* _Goal_
From the entries below, work out the number of lines that hold the word "customers", and give that number alone.

**** Records for this exercise

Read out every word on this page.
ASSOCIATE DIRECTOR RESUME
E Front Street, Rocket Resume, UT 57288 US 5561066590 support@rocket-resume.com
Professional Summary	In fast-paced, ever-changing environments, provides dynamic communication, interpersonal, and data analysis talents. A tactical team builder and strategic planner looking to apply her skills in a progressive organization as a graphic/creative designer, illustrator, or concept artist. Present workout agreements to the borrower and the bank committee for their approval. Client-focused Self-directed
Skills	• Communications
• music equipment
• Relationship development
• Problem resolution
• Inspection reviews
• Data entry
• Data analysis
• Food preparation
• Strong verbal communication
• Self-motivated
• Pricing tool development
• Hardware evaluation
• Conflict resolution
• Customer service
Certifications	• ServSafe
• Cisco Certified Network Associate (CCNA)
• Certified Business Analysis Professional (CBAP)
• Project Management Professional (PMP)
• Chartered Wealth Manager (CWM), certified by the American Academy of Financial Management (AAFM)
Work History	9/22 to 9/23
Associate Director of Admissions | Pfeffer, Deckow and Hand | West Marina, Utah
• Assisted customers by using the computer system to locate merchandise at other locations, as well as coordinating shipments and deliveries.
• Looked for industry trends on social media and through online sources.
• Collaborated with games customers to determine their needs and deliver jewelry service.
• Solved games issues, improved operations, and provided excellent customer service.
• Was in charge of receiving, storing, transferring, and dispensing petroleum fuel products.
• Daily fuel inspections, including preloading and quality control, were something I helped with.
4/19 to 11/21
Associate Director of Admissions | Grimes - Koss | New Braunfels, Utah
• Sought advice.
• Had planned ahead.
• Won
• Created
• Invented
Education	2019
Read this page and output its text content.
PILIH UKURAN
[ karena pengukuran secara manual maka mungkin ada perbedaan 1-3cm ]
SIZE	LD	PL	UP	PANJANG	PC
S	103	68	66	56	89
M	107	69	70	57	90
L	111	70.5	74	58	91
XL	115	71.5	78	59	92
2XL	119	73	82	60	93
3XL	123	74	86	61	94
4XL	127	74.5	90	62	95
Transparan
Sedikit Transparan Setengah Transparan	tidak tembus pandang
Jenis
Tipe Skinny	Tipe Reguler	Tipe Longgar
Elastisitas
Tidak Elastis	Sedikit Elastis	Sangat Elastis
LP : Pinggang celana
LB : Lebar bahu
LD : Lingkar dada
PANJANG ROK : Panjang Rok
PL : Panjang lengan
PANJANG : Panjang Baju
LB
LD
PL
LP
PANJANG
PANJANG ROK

********

* _Finished task_
2